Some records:
··········

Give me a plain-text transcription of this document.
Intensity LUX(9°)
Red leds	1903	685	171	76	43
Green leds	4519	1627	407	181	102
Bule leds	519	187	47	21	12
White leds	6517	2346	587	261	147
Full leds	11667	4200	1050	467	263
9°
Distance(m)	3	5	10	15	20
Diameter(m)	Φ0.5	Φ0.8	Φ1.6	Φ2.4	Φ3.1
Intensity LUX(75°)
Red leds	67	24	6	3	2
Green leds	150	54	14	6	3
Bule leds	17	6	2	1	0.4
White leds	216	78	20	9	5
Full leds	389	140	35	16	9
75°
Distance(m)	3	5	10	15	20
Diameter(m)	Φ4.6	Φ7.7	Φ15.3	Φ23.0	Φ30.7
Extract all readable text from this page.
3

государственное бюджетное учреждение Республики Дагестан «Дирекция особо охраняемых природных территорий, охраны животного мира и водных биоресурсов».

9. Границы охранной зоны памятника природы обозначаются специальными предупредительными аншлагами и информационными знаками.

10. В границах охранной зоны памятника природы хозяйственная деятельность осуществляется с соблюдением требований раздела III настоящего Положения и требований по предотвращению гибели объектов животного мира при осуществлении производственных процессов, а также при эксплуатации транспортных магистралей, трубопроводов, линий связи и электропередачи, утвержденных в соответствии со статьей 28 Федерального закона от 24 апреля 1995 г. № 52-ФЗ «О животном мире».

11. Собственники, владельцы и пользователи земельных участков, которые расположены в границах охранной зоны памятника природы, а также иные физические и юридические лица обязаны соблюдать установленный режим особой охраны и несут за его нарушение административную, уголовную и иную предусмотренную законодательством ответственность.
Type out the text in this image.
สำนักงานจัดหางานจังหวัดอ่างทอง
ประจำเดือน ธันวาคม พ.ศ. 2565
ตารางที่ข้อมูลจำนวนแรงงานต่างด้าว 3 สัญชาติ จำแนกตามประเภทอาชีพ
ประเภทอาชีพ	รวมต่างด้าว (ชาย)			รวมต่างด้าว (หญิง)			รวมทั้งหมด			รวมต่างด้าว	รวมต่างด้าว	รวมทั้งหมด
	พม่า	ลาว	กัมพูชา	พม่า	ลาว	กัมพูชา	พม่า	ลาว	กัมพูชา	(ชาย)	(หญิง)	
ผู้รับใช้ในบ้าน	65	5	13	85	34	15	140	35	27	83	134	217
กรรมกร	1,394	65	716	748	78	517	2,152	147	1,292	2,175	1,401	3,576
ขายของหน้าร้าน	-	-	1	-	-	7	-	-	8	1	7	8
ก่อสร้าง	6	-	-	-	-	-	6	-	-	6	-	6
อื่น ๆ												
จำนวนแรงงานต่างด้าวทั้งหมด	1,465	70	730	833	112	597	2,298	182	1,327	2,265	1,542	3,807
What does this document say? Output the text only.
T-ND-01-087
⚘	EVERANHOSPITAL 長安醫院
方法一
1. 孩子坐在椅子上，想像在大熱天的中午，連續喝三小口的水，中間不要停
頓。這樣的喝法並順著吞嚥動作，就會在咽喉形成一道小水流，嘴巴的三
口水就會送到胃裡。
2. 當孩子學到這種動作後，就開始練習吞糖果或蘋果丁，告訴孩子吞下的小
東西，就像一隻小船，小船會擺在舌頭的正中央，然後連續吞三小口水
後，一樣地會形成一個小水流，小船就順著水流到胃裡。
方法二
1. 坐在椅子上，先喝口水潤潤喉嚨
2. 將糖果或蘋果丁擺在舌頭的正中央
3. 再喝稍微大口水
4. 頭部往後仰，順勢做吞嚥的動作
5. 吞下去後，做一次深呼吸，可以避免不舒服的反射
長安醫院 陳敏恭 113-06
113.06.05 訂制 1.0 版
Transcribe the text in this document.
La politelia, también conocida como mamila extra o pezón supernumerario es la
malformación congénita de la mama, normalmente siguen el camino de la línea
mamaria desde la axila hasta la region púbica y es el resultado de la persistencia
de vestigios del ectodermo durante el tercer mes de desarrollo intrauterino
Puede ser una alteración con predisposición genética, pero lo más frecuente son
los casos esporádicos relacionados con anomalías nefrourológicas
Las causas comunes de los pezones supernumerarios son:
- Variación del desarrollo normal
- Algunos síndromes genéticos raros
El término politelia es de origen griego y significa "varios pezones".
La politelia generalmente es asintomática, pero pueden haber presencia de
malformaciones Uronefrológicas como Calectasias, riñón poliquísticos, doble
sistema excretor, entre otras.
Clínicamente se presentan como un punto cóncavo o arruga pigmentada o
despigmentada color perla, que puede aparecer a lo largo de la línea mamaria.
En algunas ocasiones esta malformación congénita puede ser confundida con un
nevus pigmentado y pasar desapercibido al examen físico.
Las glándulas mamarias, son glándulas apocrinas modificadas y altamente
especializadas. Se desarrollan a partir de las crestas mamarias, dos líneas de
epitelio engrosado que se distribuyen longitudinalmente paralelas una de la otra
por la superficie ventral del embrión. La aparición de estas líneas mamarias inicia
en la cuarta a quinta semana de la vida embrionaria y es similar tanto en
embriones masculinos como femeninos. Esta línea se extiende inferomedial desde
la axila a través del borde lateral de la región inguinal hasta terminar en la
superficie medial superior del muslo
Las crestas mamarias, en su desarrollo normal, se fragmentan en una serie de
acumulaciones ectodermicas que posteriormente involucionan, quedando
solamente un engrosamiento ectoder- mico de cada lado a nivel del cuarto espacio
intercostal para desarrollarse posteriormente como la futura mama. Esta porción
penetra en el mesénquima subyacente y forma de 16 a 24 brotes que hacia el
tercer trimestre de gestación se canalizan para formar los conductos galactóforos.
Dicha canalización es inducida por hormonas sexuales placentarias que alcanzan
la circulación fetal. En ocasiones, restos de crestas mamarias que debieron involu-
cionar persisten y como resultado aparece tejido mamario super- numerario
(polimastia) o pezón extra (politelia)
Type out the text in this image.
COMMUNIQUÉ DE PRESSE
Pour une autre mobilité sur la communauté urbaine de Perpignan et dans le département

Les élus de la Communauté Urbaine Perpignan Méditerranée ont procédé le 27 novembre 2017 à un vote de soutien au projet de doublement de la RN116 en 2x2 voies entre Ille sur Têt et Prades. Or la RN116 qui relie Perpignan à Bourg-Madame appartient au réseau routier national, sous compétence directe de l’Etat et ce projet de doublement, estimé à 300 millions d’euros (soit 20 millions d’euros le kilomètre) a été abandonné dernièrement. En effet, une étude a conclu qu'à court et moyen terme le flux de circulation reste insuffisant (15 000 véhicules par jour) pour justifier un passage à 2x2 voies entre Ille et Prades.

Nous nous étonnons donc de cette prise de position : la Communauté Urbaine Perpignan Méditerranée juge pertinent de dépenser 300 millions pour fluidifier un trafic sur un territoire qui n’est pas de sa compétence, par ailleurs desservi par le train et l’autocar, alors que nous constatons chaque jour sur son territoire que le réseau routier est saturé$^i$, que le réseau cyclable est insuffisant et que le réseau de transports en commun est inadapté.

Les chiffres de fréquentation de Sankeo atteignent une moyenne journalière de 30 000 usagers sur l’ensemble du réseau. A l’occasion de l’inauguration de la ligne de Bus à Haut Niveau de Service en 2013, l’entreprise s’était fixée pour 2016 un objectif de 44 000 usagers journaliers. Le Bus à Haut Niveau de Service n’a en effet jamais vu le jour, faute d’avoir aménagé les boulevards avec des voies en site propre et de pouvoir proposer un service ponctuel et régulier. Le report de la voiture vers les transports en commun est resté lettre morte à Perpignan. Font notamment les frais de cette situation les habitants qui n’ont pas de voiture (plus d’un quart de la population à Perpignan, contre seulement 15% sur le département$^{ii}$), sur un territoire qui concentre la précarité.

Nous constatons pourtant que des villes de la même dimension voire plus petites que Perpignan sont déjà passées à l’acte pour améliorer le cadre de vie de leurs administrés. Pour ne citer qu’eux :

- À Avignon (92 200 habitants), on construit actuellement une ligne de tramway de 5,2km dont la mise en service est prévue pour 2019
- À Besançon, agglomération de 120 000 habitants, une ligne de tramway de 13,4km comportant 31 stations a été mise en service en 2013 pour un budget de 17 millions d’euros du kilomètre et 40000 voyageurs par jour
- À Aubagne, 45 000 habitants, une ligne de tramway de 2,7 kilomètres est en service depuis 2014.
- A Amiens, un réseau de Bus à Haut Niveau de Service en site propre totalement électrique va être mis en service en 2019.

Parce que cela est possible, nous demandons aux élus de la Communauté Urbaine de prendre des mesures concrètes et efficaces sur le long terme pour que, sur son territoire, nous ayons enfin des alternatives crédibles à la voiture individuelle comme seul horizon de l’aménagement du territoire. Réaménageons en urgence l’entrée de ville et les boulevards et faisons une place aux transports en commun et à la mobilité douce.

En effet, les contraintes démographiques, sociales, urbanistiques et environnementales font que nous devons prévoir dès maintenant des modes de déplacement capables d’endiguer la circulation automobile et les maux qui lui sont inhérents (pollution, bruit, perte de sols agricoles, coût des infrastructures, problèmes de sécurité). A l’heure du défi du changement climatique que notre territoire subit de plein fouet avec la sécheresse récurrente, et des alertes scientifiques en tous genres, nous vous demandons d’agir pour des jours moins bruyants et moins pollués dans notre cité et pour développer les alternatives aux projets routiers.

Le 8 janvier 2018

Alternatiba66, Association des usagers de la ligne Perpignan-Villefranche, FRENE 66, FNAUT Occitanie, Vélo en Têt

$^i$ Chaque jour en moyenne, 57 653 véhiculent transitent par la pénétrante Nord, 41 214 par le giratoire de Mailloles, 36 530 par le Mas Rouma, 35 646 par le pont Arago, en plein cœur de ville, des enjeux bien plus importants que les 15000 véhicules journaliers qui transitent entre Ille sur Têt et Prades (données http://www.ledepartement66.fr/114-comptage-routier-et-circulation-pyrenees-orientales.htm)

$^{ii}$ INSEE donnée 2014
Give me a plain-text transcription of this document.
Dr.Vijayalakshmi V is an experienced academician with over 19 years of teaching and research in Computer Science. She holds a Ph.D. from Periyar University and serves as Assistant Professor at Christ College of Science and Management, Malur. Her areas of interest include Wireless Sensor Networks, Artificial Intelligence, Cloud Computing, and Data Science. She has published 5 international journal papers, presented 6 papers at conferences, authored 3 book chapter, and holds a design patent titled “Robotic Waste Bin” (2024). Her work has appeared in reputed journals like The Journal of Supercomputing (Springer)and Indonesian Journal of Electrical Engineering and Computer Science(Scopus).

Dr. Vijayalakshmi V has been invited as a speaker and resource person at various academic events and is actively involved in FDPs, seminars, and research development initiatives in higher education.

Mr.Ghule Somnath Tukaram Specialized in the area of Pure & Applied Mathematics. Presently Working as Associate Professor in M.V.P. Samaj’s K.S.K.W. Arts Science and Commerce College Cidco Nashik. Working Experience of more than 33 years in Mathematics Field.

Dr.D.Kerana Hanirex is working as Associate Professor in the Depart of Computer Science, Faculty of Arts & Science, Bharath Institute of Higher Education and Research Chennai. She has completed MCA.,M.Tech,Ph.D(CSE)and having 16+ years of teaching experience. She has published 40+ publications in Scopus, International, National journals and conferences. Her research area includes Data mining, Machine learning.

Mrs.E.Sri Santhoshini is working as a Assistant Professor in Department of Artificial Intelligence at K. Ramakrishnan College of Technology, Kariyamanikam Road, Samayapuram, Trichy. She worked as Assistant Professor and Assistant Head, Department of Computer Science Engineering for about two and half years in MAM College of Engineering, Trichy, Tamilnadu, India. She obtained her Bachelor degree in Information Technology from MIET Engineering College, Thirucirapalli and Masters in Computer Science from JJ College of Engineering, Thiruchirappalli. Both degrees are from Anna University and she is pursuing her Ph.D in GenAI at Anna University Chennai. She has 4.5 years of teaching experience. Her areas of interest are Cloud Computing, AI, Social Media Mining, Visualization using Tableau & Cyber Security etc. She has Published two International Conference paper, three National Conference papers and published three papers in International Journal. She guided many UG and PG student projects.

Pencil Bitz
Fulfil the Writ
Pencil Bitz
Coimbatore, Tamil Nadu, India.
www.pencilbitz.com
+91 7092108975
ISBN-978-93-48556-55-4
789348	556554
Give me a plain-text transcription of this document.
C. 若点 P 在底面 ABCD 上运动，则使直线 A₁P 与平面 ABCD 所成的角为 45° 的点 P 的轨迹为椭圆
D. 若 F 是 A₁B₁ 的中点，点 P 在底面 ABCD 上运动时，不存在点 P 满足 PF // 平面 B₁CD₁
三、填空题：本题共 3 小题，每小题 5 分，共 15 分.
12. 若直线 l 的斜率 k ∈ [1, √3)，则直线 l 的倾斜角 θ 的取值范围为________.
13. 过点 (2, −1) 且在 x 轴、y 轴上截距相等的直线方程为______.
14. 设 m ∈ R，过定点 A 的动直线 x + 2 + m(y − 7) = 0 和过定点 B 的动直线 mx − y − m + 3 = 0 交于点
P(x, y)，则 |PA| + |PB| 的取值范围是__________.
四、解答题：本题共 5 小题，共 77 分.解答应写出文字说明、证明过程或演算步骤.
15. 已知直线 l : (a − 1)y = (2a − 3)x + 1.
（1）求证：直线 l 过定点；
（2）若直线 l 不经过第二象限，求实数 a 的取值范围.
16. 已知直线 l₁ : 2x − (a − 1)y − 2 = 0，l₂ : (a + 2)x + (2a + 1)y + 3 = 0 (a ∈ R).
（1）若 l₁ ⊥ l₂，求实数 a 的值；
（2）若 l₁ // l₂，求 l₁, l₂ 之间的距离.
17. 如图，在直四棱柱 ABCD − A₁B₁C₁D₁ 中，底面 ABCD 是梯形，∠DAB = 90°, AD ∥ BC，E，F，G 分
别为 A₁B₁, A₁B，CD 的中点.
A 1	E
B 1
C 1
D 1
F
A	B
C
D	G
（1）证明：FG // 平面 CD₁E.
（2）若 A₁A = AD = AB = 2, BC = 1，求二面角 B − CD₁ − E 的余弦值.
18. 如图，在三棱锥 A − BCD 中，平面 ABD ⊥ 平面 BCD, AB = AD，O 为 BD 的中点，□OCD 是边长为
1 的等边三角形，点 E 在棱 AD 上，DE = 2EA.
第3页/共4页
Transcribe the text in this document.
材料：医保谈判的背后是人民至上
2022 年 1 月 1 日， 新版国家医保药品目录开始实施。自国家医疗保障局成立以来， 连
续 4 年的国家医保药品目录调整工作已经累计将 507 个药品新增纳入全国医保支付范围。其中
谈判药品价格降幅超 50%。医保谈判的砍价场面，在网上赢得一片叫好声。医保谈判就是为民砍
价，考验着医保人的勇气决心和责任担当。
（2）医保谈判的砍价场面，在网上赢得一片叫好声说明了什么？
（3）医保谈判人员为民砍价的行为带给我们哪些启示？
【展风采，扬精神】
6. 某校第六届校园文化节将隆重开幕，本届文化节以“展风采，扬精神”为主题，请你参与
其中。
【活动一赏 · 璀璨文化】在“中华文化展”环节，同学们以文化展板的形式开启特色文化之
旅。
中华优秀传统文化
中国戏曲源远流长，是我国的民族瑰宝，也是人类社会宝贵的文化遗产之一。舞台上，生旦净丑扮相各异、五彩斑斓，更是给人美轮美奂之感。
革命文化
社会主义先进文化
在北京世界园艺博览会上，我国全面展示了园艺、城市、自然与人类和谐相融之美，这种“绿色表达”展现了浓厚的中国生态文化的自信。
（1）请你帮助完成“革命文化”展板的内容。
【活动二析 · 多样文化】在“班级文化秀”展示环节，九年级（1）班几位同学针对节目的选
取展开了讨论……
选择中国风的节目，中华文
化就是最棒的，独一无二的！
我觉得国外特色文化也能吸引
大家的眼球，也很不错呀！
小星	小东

··········

**Exercise description**:
Only a number is wanted: how many lines of the material include the word "ocasiones".

**The answer**:
2